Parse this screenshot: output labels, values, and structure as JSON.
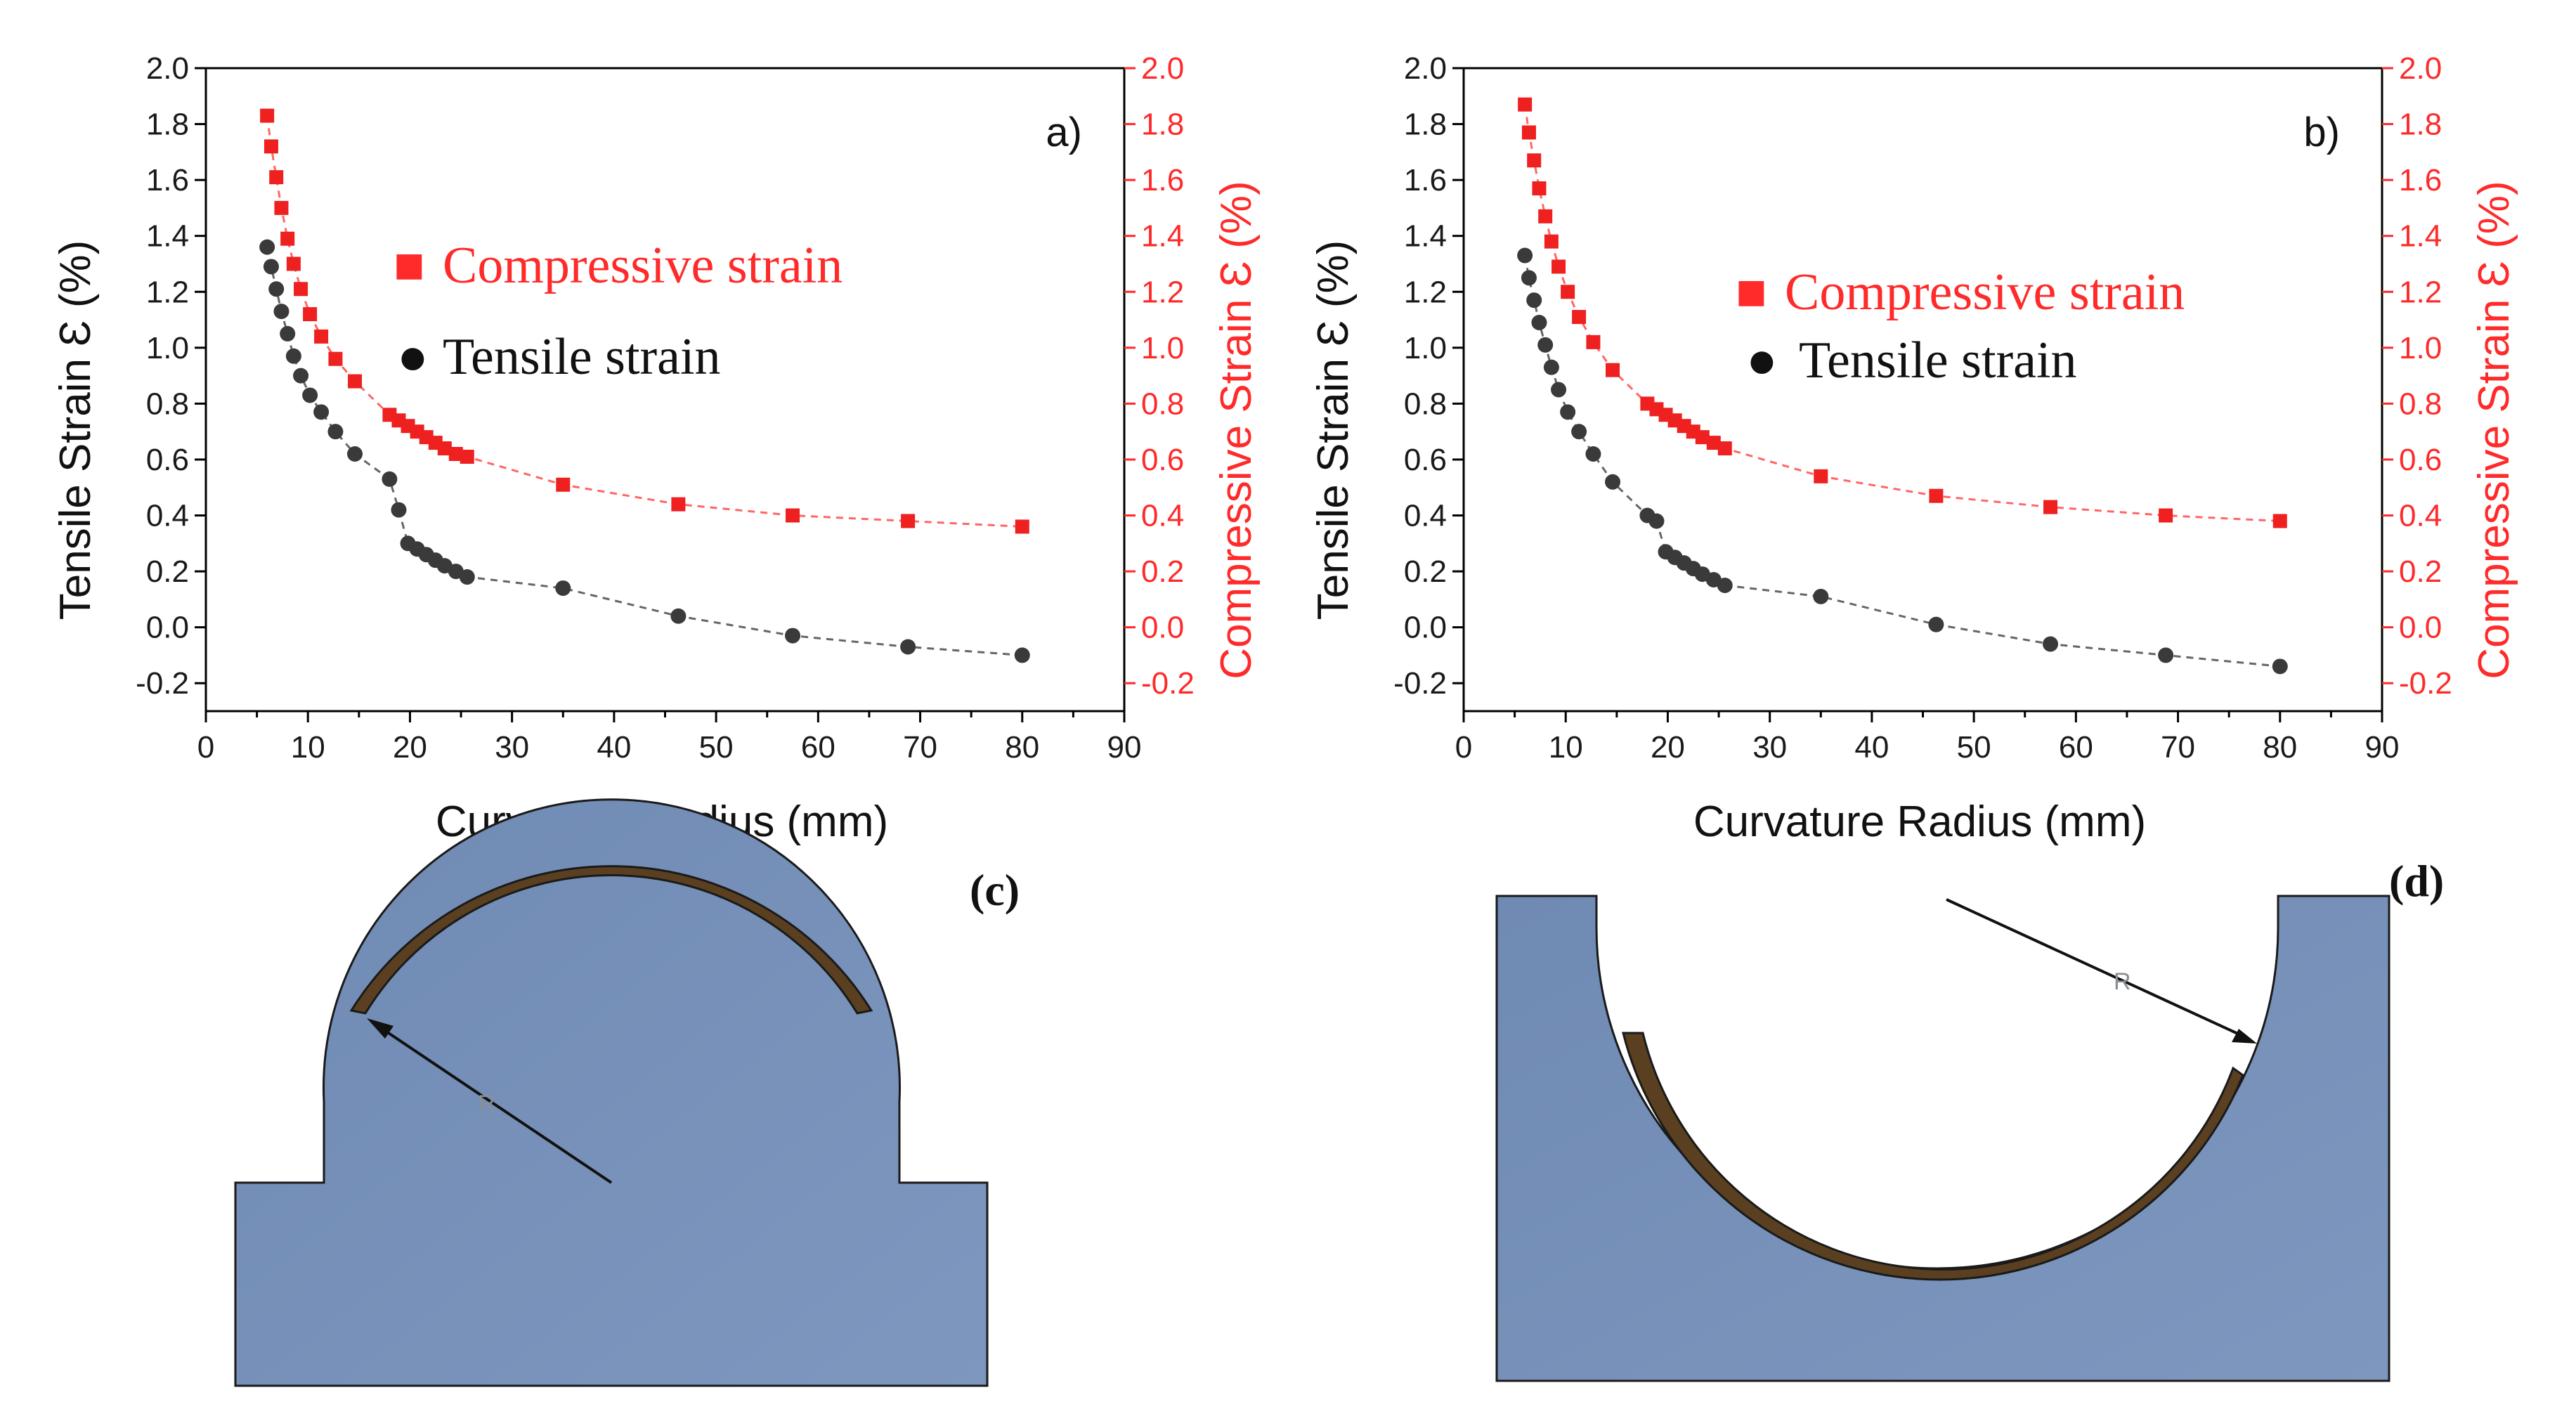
{
  "chart_data": [
    {
      "type": "scatter",
      "panel_label": "a)",
      "xlabel": "Curvature Radius (mm)",
      "ylabel_left": "Tensile Strain Ɛ (%)",
      "ylabel_right": "Compressive Strain Ɛ (%)",
      "xlim": [
        0,
        90
      ],
      "ylim": [
        -0.3,
        2.0
      ],
      "x_ticks": [
        "0",
        "10",
        "20",
        "30",
        "40",
        "50",
        "60",
        "70",
        "80",
        "90"
      ],
      "y_ticks": [
        "-0.2",
        "0.0",
        "0.2",
        "0.4",
        "0.6",
        "0.8",
        "1.0",
        "1.2",
        "1.4",
        "1.6",
        "1.8",
        "2.0"
      ],
      "y_tick_values": [
        -0.2,
        0.0,
        0.2,
        0.4,
        0.6,
        0.8,
        1.0,
        1.2,
        1.4,
        1.6,
        1.8,
        2.0
      ],
      "legend": [
        {
          "marker": "■",
          "label": "Compressive strain",
          "color": "#ff2a2a"
        },
        {
          "marker": "●",
          "label": "Tensile strain",
          "color": "#111111"
        }
      ],
      "series": [
        {
          "name": "Compressive strain",
          "marker": "square",
          "color": "#ee2020",
          "x": [
            6,
            6.4,
            6.9,
            7.4,
            8,
            8.6,
            9.3,
            10.2,
            11.3,
            12.7,
            14.6,
            18,
            18.9,
            19.8,
            20.7,
            21.6,
            22.5,
            23.4,
            24.5,
            25.6,
            35,
            46.3,
            57.5,
            68.8,
            80
          ],
          "values": [
            1.83,
            1.72,
            1.61,
            1.5,
            1.39,
            1.3,
            1.21,
            1.12,
            1.04,
            0.96,
            0.88,
            0.76,
            0.74,
            0.72,
            0.7,
            0.68,
            0.66,
            0.64,
            0.62,
            0.61,
            0.51,
            0.44,
            0.4,
            0.38,
            0.36
          ]
        },
        {
          "name": "Tensile strain",
          "marker": "circle",
          "color": "#3a3a3a",
          "x": [
            6,
            6.4,
            6.9,
            7.4,
            8,
            8.6,
            9.3,
            10.2,
            11.3,
            12.7,
            14.6,
            18,
            18.9,
            19.8,
            20.7,
            21.6,
            22.5,
            23.4,
            24.5,
            25.6,
            35,
            46.3,
            57.5,
            68.8,
            80
          ],
          "values": [
            1.36,
            1.29,
            1.21,
            1.13,
            1.05,
            0.97,
            0.9,
            0.83,
            0.77,
            0.7,
            0.62,
            0.53,
            0.42,
            0.3,
            0.28,
            0.26,
            0.24,
            0.22,
            0.2,
            0.18,
            0.14,
            0.04,
            -0.03,
            -0.07,
            -0.1
          ]
        }
      ]
    },
    {
      "type": "scatter",
      "panel_label": "b)",
      "xlabel": "Curvature Radius (mm)",
      "ylabel_left": "Tensile Strain Ɛ (%)",
      "ylabel_right": "Compressive Strain Ɛ (%)",
      "xlim": [
        0,
        90
      ],
      "ylim": [
        -0.3,
        2.0
      ],
      "x_ticks": [
        "0",
        "10",
        "20",
        "30",
        "40",
        "50",
        "60",
        "70",
        "80",
        "90"
      ],
      "y_ticks": [
        "-0.2",
        "0.0",
        "0.2",
        "0.4",
        "0.6",
        "0.8",
        "1.0",
        "1.2",
        "1.4",
        "1.6",
        "1.8",
        "2.0"
      ],
      "y_tick_values": [
        -0.2,
        0.0,
        0.2,
        0.4,
        0.6,
        0.8,
        1.0,
        1.2,
        1.4,
        1.6,
        1.8,
        2.0
      ],
      "legend": [
        {
          "marker": "■",
          "label": "Compressive strain",
          "color": "#ff2a2a"
        },
        {
          "marker": "●",
          "label": "Tensile strain",
          "color": "#111111"
        }
      ],
      "series": [
        {
          "name": "Compressive strain",
          "marker": "square",
          "color": "#ee2020",
          "x": [
            6,
            6.4,
            6.9,
            7.4,
            8,
            8.6,
            9.3,
            10.2,
            11.3,
            12.7,
            14.6,
            18,
            18.9,
            19.8,
            20.7,
            21.6,
            22.5,
            23.4,
            24.5,
            25.6,
            35,
            46.3,
            57.5,
            68.8,
            80
          ],
          "values": [
            1.87,
            1.77,
            1.67,
            1.57,
            1.47,
            1.38,
            1.29,
            1.2,
            1.11,
            1.02,
            0.92,
            0.8,
            0.78,
            0.76,
            0.74,
            0.72,
            0.7,
            0.68,
            0.66,
            0.64,
            0.54,
            0.47,
            0.43,
            0.4,
            0.38
          ]
        },
        {
          "name": "Tensile strain",
          "marker": "circle",
          "color": "#3a3a3a",
          "x": [
            6,
            6.4,
            6.9,
            7.4,
            8,
            8.6,
            9.3,
            10.2,
            11.3,
            12.7,
            14.6,
            18,
            18.9,
            19.8,
            20.7,
            21.6,
            22.5,
            23.4,
            24.5,
            25.6,
            35,
            46.3,
            57.5,
            68.8,
            80
          ],
          "values": [
            1.33,
            1.25,
            1.17,
            1.09,
            1.01,
            0.93,
            0.85,
            0.77,
            0.7,
            0.62,
            0.52,
            0.4,
            0.38,
            0.27,
            0.25,
            0.23,
            0.21,
            0.19,
            0.17,
            0.15,
            0.11,
            0.01,
            -0.06,
            -0.1,
            -0.14
          ]
        }
      ]
    }
  ],
  "diagrams": {
    "c": {
      "label": "(c)",
      "radius_label": "R"
    },
    "d": {
      "label": "(d)",
      "radius_label": "R"
    }
  },
  "colors": {
    "substrate": "#7891b8",
    "substrate_dark": "#5f7aa3",
    "film": "#5a4020",
    "compressive": "#ff2a2a",
    "tensile": "#111111"
  }
}
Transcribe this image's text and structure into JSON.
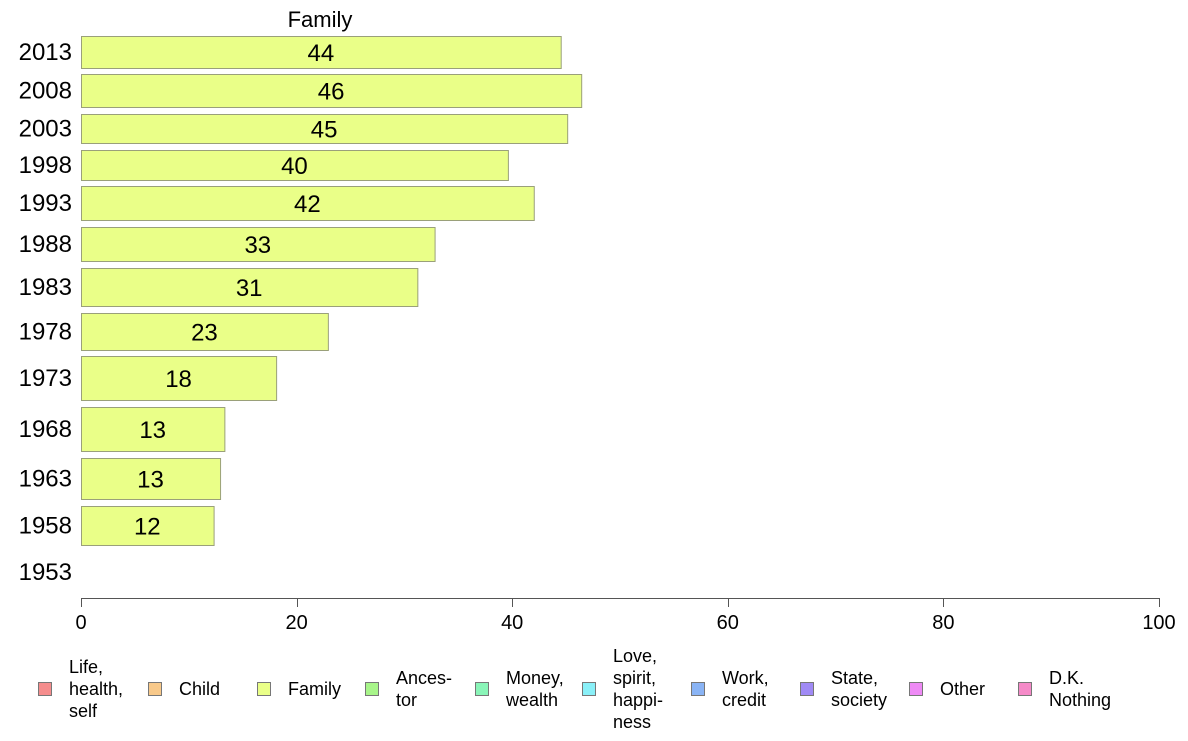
{
  "chart_data": {
    "type": "bar",
    "orientation": "horizontal",
    "title": "Family",
    "xlabel": "",
    "ylabel": "",
    "xlim": [
      0,
      100
    ],
    "xticks": [
      0,
      20,
      40,
      60,
      80,
      100
    ],
    "grid": false,
    "legend_position": "bottom",
    "categories": [
      "2013",
      "2008",
      "2003",
      "1998",
      "1993",
      "1988",
      "1983",
      "1978",
      "1973",
      "1968",
      "1963",
      "1958",
      "1953"
    ],
    "series": [
      {
        "name": "Family",
        "color": "#eaff88",
        "values": [
          44.5,
          46.4,
          45.1,
          39.6,
          42,
          32.8,
          31.2,
          22.9,
          18.1,
          13.3,
          12.9,
          12.3,
          null
        ],
        "labels": [
          "44",
          "46",
          "45",
          "40",
          "42",
          "33",
          "31",
          "23",
          "18",
          "13",
          "13",
          "12",
          ""
        ]
      }
    ],
    "legend": [
      {
        "lines": [
          "Life,",
          "health,",
          "self"
        ],
        "color": "#f58d8d"
      },
      {
        "lines": [
          "Child"
        ],
        "color": "#f8c98a"
      },
      {
        "lines": [
          "Family"
        ],
        "color": "#eaff88"
      },
      {
        "lines": [
          "Ances-",
          "tor"
        ],
        "color": "#a8f58a"
      },
      {
        "lines": [
          "Money,",
          "wealth"
        ],
        "color": "#8af5b8"
      },
      {
        "lines": [
          "Love,",
          "spirit,",
          "happi-",
          "ness"
        ],
        "color": "#8af0f8"
      },
      {
        "lines": [
          "Work,",
          "credit"
        ],
        "color": "#8ab4f5"
      },
      {
        "lines": [
          "State,",
          "society"
        ],
        "color": "#a08af5"
      },
      {
        "lines": [
          "Other"
        ],
        "color": "#ee8af5"
      },
      {
        "lines": [
          "D.K.",
          "Nothing"
        ],
        "color": "#f58ac8"
      }
    ]
  }
}
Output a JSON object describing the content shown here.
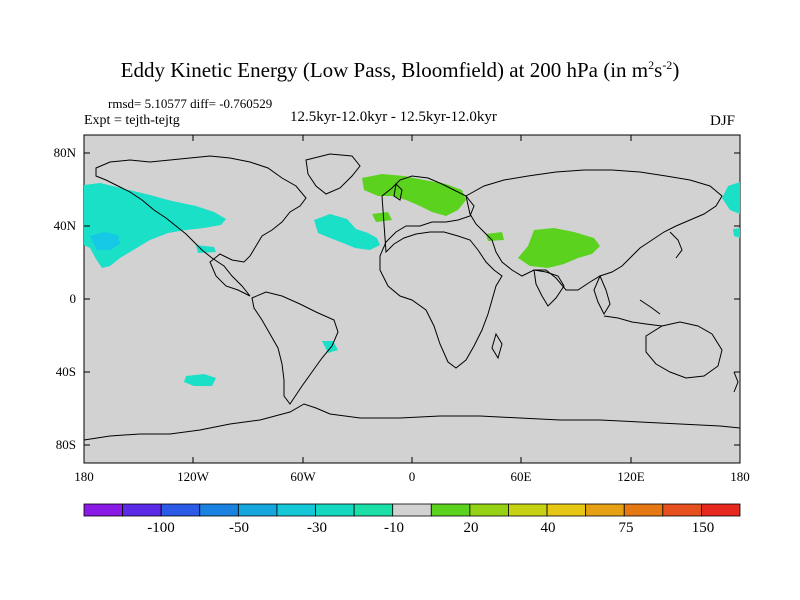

---*---

• **Work to do**
Skip the pictures and print each record exactly as it stands.

• **Task response**
Parse this screenshot: output labels, values, and structure as JSON.
{
  "chart_data": [
    {
      "type": "scatter",
      "panel_label": "a)",
      "xlabel": "Curvature Radius (mm)",
      "ylabel_left": "Tensile Strain Ɛ (%)",
      "ylabel_right": "Compressive Strain Ɛ (%)",
      "xlim": [
        0,
        90
      ],
      "ylim": [
        -0.3,
        2.0
      ],
      "x_ticks": [
        "0",
        "10",
        "20",
        "30",
        "40",
        "50",
        "60",
        "70",
        "80",
        "90"
      ],
      "y_ticks": [
        "-0.2",
        "0.0",
        "0.2",
        "0.4",
        "0.6",
        "0.8",
        "1.0",
        "1.2",
        "1.4",
        "1.6",
        "1.8",
        "2.0"
      ],
      "y_tick_values": [
        -0.2,
        0.0,
        0.2,
        0.4,
        0.6,
        0.8,
        1.0,
        1.2,
        1.4,
        1.6,
        1.8,
        2.0
      ],
      "legend": [
        {
          "marker": "■",
          "label": "Compressive strain",
          "color": "#ff2a2a"
        },
        {
          "marker": "●",
          "label": "Tensile strain",
          "color": "#111111"
        }
      ],
      "series": [
        {
          "name": "Compressive strain",
          "marker": "square",
          "color": "#ee2020",
          "x": [
            6,
            6.4,
            6.9,
            7.4,
            8,
            8.6,
            9.3,
            10.2,
            11.3,
            12.7,
            14.6,
            18,
            18.9,
            19.8,
            20.7,
            21.6,
            22.5,
            23.4,
            24.5,
            25.6,
            35,
            46.3,
            57.5,
            68.8,
            80
          ],
          "values": [
            1.83,
            1.72,
            1.61,
            1.5,
            1.39,
            1.3,
            1.21,
            1.12,
            1.04,
            0.96,
            0.88,
            0.76,
            0.74,
            0.72,
            0.7,
            0.68,
            0.66,
            0.64,
            0.62,
            0.61,
            0.51,
            0.44,
            0.4,
            0.38,
            0.36
          ]
        },
        {
          "name": "Tensile strain",
          "marker": "circle",
          "color": "#3a3a3a",
          "x": [
            6,
            6.4,
            6.9,
            7.4,
            8,
            8.6,
            9.3,
            10.2,
            11.3,
            12.7,
            14.6,
            18,
            18.9,
            19.8,
            20.7,
            21.6,
            22.5,
            23.4,
            24.5,
            25.6,
            35,
            46.3,
            57.5,
            68.8,
            80
          ],
          "values": [
            1.36,
            1.29,
            1.21,
            1.13,
            1.05,
            0.97,
            0.9,
            0.83,
            0.77,
            0.7,
            0.62,
            0.53,
            0.42,
            0.3,
            0.28,
            0.26,
            0.24,
            0.22,
            0.2,
            0.18,
            0.14,
            0.04,
            -0.03,
            -0.07,
            -0.1
          ]
        }
      ]
    },
    {
      "type": "scatter",
      "panel_label": "b)",
      "xlabel": "Curvature Radius (mm)",
      "ylabel_left": "Tensile Strain Ɛ (%)",
      "ylabel_right": "Compressive Strain Ɛ (%)",
      "xlim": [
        0,
        90
      ],
      "ylim": [
        -0.3,
        2.0
      ],
      "x_ticks": [
        "0",
        "10",
        "20",
        "30",
        "40",
        "50",
        "60",
        "70",
        "80",
        "90"
      ],
      "y_ticks": [
        "-0.2",
        "0.0",
        "0.2",
        "0.4",
        "0.6",
        "0.8",
        "1.0",
        "1.2",
        "1.4",
        "1.6",
        "1.8",
        "2.0"
      ],
      "y_tick_values": [
        -0.2,
        0.0,
        0.2,
        0.4,
        0.6,
        0.8,
        1.0,
        1.2,
        1.4,
        1.6,
        1.8,
        2.0
      ],
      "legend": [
        {
          "marker": "■",
          "label": "Compressive strain",
          "color": "#ff2a2a"
        },
        {
          "marker": "●",
          "label": "Tensile strain",
          "color": "#111111"
        }
      ],
      "series": [
        {
          "name": "Compressive strain",
          "marker": "square",
          "color": "#ee2020",
          "x": [
            6,
            6.4,
            6.9,
            7.4,
            8,
            8.6,
            9.3,
            10.2,
            11.3,
            12.7,
            14.6,
            18,
            18.9,
            19.8,
            20.7,
            21.6,
            22.5,
            23.4,
            24.5,
            25.6,
            35,
            46.3,
            57.5,
            68.8,
            80
          ],
          "values": [
            1.87,
            1.77,
            1.67,
            1.57,
            1.47,
            1.38,
            1.29,
            1.2,
            1.11,
            1.02,
            0.92,
            0.8,
            0.78,
            0.76,
            0.74,
            0.72,
            0.7,
            0.68,
            0.66,
            0.64,
            0.54,
            0.47,
            0.43,
            0.4,
            0.38
          ]
        },
        {
          "name": "Tensile strain",
          "marker": "circle",
          "color": "#3a3a3a",
          "x": [
            6,
            6.4,
            6.9,
            7.4,
            8,
            8.6,
            9.3,
            10.2,
            11.3,
            12.7,
            14.6,
            18,
            18.9,
            19.8,
            20.7,
            21.6,
            22.5,
            23.4,
            24.5,
            25.6,
            35,
            46.3,
            57.5,
            68.8,
            80
          ],
          "values": [
            1.33,
            1.25,
            1.17,
            1.09,
            1.01,
            0.93,
            0.85,
            0.77,
            0.7,
            0.62,
            0.52,
            0.4,
            0.38,
            0.27,
            0.25,
            0.23,
            0.21,
            0.19,
            0.17,
            0.15,
            0.11,
            0.01,
            -0.06,
            -0.1,
            -0.14
          ]
        }
      ]
    }
  ],
  "diagrams": {
    "c": {
      "label": "(c)",
      "radius_label": "R"
    },
    "d": {
      "label": "(d)",
      "radius_label": "R"
    }
  },
  "colors": {
    "substrate": "#7891b8",
    "substrate_dark": "#5f7aa3",
    "film": "#5a4020",
    "compressive": "#ff2a2a",
    "tensile": "#111111"
  }
}
Transcribe this image's text and structure into JSON.
{
  "chart_data": {
    "type": "bar",
    "orientation": "horizontal",
    "title": "Family",
    "xlabel": "",
    "ylabel": "",
    "xlim": [
      0,
      100
    ],
    "xticks": [
      0,
      20,
      40,
      60,
      80,
      100
    ],
    "grid": false,
    "legend_position": "bottom",
    "categories": [
      "2013",
      "2008",
      "2003",
      "1998",
      "1993",
      "1988",
      "1983",
      "1978",
      "1973",
      "1968",
      "1963",
      "1958",
      "1953"
    ],
    "series": [
      {
        "name": "Family",
        "color": "#eaff88",
        "values": [
          44.5,
          46.4,
          45.1,
          39.6,
          42,
          32.8,
          31.2,
          22.9,
          18.1,
          13.3,
          12.9,
          12.3,
          null
        ],
        "labels": [
          "44",
          "46",
          "45",
          "40",
          "42",
          "33",
          "31",
          "23",
          "18",
          "13",
          "13",
          "12",
          ""
        ]
      }
    ],
    "legend": [
      {
        "lines": [
          "Life,",
          "health,",
          "self"
        ],
        "color": "#f58d8d"
      },
      {
        "lines": [
          "Child"
        ],
        "color": "#f8c98a"
      },
      {
        "lines": [
          "Family"
        ],
        "color": "#eaff88"
      },
      {
        "lines": [
          "Ances-",
          "tor"
        ],
        "color": "#a8f58a"
      },
      {
        "lines": [
          "Money,",
          "wealth"
        ],
        "color": "#8af5b8"
      },
      {
        "lines": [
          "Love,",
          "spirit,",
          "happi-",
          "ness"
        ],
        "color": "#8af0f8"
      },
      {
        "lines": [
          "Work,",
          "credit"
        ],
        "color": "#8ab4f5"
      },
      {
        "lines": [
          "State,",
          "society"
        ],
        "color": "#a08af5"
      },
      {
        "lines": [
          "Other"
        ],
        "color": "#ee8af5"
      },
      {
        "lines": [
          "D.K.",
          "Nothing"
        ],
        "color": "#f58ac8"
      }
    ]
  }
}
Output a JSON object describing the content shown here.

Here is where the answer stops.